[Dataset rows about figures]
----------

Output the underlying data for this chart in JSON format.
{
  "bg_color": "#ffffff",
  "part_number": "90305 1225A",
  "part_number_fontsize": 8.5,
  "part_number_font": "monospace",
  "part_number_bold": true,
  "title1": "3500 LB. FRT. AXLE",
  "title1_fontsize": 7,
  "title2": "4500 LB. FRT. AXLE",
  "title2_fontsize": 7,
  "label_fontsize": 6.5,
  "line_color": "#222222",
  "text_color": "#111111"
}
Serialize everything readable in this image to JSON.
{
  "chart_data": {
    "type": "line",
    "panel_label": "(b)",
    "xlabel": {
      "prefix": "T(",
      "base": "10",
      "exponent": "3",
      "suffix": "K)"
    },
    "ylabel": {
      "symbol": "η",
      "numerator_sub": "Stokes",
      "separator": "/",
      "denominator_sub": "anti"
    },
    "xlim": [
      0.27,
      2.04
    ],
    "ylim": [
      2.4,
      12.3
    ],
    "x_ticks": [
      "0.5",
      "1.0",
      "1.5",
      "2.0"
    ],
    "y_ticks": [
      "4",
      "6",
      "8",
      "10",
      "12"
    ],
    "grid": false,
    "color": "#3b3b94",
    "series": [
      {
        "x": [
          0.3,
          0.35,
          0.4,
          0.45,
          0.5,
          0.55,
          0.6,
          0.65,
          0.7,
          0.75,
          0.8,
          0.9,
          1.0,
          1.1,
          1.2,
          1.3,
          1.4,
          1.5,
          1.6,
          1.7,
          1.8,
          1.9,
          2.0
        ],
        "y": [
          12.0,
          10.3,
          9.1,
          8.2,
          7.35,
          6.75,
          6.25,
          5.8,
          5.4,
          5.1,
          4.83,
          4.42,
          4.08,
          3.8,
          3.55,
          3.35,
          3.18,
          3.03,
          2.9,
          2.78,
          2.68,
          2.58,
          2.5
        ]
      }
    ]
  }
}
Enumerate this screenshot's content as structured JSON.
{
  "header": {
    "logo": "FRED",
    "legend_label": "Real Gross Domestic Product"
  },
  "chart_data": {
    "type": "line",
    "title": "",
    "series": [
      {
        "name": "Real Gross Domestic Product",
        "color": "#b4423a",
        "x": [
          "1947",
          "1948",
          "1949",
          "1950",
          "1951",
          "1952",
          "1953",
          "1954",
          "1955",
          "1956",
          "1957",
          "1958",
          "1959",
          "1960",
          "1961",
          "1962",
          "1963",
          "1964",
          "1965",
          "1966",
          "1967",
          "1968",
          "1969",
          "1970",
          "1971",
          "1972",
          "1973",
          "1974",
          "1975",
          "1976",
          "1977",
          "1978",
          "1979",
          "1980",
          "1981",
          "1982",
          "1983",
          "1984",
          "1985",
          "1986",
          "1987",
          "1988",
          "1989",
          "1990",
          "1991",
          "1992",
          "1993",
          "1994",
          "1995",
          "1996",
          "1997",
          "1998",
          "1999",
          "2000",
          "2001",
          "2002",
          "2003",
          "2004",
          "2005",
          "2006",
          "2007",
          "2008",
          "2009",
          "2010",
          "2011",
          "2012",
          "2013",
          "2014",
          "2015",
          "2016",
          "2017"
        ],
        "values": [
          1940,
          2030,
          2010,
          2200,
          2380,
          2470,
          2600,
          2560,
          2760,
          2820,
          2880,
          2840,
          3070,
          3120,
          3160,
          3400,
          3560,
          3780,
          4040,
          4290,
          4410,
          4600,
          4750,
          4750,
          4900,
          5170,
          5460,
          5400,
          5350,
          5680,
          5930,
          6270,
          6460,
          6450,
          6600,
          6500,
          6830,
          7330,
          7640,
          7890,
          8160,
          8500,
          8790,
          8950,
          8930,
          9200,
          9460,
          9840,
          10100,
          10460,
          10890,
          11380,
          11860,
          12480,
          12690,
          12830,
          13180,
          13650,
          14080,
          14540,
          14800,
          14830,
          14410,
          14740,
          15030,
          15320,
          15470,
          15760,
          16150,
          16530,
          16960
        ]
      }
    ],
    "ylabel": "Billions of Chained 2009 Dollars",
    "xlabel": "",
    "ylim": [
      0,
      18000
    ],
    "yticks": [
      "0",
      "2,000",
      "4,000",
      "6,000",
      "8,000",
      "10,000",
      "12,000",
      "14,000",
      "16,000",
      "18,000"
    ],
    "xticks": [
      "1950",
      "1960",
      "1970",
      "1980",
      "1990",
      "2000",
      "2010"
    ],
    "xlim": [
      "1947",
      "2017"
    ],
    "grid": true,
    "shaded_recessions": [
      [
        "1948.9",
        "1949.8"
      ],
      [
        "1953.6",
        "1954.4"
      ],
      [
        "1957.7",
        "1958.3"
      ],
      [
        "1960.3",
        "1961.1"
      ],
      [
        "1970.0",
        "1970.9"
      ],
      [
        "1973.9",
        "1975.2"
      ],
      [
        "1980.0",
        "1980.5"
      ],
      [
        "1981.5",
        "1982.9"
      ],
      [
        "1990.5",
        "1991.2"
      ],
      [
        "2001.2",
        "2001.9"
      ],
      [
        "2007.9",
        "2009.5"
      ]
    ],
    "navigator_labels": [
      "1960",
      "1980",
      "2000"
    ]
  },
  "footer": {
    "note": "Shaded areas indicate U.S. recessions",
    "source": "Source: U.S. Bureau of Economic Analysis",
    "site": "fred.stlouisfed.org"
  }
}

----------

Extract the complete listing verbatim.

• _ANSWER TO THIS PROBLEM_:
Output the underlying data for this chart in JSON format.
{
  "bg_color": "#ffffff",
  "part_number": "90305 1225A",
  "part_number_fontsize": 8.5,
  "part_number_font": "monospace",
  "part_number_bold": true,
  "title1": "3500 LB. FRT. AXLE",
  "title1_fontsize": 7,
  "title2": "4500 LB. FRT. AXLE",
  "title2_fontsize": 7,
  "label_fontsize": 6.5,
  "line_color": "#222222",
  "text_color": "#111111"
}
Serialize everything readable in this image to JSON.
{
  "chart_data": {
    "type": "line",
    "panel_label": "(b)",
    "xlabel": {
      "prefix": "T(",
      "base": "10",
      "exponent": "3",
      "suffix": "K)"
    },
    "ylabel": {
      "symbol": "η",
      "numerator_sub": "Stokes",
      "separator": "/",
      "denominator_sub": "anti"
    },
    "xlim": [
      0.27,
      2.04
    ],
    "ylim": [
      2.4,
      12.3
    ],
    "x_ticks": [
      "0.5",
      "1.0",
      "1.5",
      "2.0"
    ],
    "y_ticks": [
      "4",
      "6",
      "8",
      "10",
      "12"
    ],
    "grid": false,
    "color": "#3b3b94",
    "series": [
      {
        "x": [
          0.3,
          0.35,
          0.4,
          0.45,
          0.5,
          0.55,
          0.6,
          0.65,
          0.7,
          0.75,
          0.8,
          0.9,
          1.0,
          1.1,
          1.2,
          1.3,
          1.4,
          1.5,
          1.6,
          1.7,
          1.8,
          1.9,
          2.0
        ],
        "y": [
          12.0,
          10.3,
          9.1,
          8.2,
          7.35,
          6.75,
          6.25,
          5.8,
          5.4,
          5.1,
          4.83,
          4.42,
          4.08,
          3.8,
          3.55,
          3.35,
          3.18,
          3.03,
          2.9,
          2.78,
          2.68,
          2.58,
          2.5
        ]
      }
    ]
  }
}
Enumerate this screenshot's content as structured JSON.
{
  "header": {
    "logo": "FRED",
    "legend_label": "Real Gross Domestic Product"
  },
  "chart_data": {
    "type": "line",
    "title": "",
    "series": [
      {
        "name": "Real Gross Domestic Product",
        "color": "#b4423a",
        "x": [
          "1947",
          "1948",
          "1949",
          "1950",
          "1951",
          "1952",
          "1953",
          "1954",
          "1955",
          "1956",
          "1957",
          "1958",
          "1959",
          "1960",
          "1961",
          "1962",
          "1963",
          "1964",
          "1965",
          "1966",
          "1967",
          "1968",
          "1969",
          "1970",
          "1971",
          "1972",
          "1973",
          "1974",
          "1975",
          "1976",
          "1977",
          "1978",
          "1979",
          "1980",
          "1981",
          "1982",
          "1983",
          "1984",
          "1985",
          "1986",
          "1987",
          "1988",
          "1989",
          "1990",
          "1991",
          "1992",
          "1993",
          "1994",
          "1995",
          "1996",
          "1997",
          "1998",
          "1999",
          "2000",
          "2001",
          "2002",
          "2003",
          "2004",
          "2005",
          "2006",
          "2007",
          "2008",
          "2009",
          "2010",
          "2011",
          "2012",
          "2013",
          "2014",
          "2015",
          "2016",
          "2017"
        ],
        "values": [
          1940,
          2030,
          2010,
          2200,
          2380,
          2470,
          2600,
          2560,
          2760,
          2820,
          2880,
          2840,
          3070,
          3120,
          3160,
          3400,
          3560,
          3780,
          4040,
          4290,
          4410,
          4600,
          4750,
          4750,
          4900,
          5170,
          5460,
          5400,
          5350,
          5680,
          5930,
          6270,
          6460,
          6450,
          6600,
          6500,
          6830,
          7330,
          7640,
          7890,
          8160,
          8500,
          8790,
          8950,
          8930,
          9200,
          9460,
          9840,
          10100,
          10460,
          10890,
          11380,
          11860,
          12480,
          12690,
          12830,
          13180,
          13650,
          14080,
          14540,
          14800,
          14830,
          14410,
          14740,
          15030,
          15320,
          15470,
          15760,
          16150,
          16530,
          16960
        ]
      }
    ],
    "ylabel": "Billions of Chained 2009 Dollars",
    "xlabel": "",
    "ylim": [
      0,
      18000
    ],
    "yticks": [
      "0",
      "2,000",
      "4,000",
      "6,000",
      "8,000",
      "10,000",
      "12,000",
      "14,000",
      "16,000",
      "18,000"
    ],
    "xticks": [
      "1950",
      "1960",
      "1970",
      "1980",
      "1990",
      "2000",
      "2010"
    ],
    "xlim": [
      "1947",
      "2017"
    ],
    "grid": true,
    "shaded_recessions": [
      [
        "1948.9",
        "1949.8"
      ],
      [
        "1953.6",
        "1954.4"
      ],
      [
        "1957.7",
        "1958.3"
      ],
      [
        "1960.3",
        "1961.1"
      ],
      [
        "1970.0",
        "1970.9"
      ],
      [
        "1973.9",
        "1975.2"
      ],
      [
        "1980.0",
        "1980.5"
      ],
      [
        "1981.5",
        "1982.9"
      ],
      [
        "1990.5",
        "1991.2"
      ],
      [
        "2001.2",
        "2001.9"
      ],
      [
        "2007.9",
        "2009.5"
      ]
    ],
    "navigator_labels": [
      "1960",
      "1980",
      "2000"
    ]
  },
  "footer": {
    "note": "Shaded areas indicate U.S. recessions",
    "source": "Source: U.S. Bureau of Economic Analysis",
    "site": "fred.stlouisfed.org"
  }
}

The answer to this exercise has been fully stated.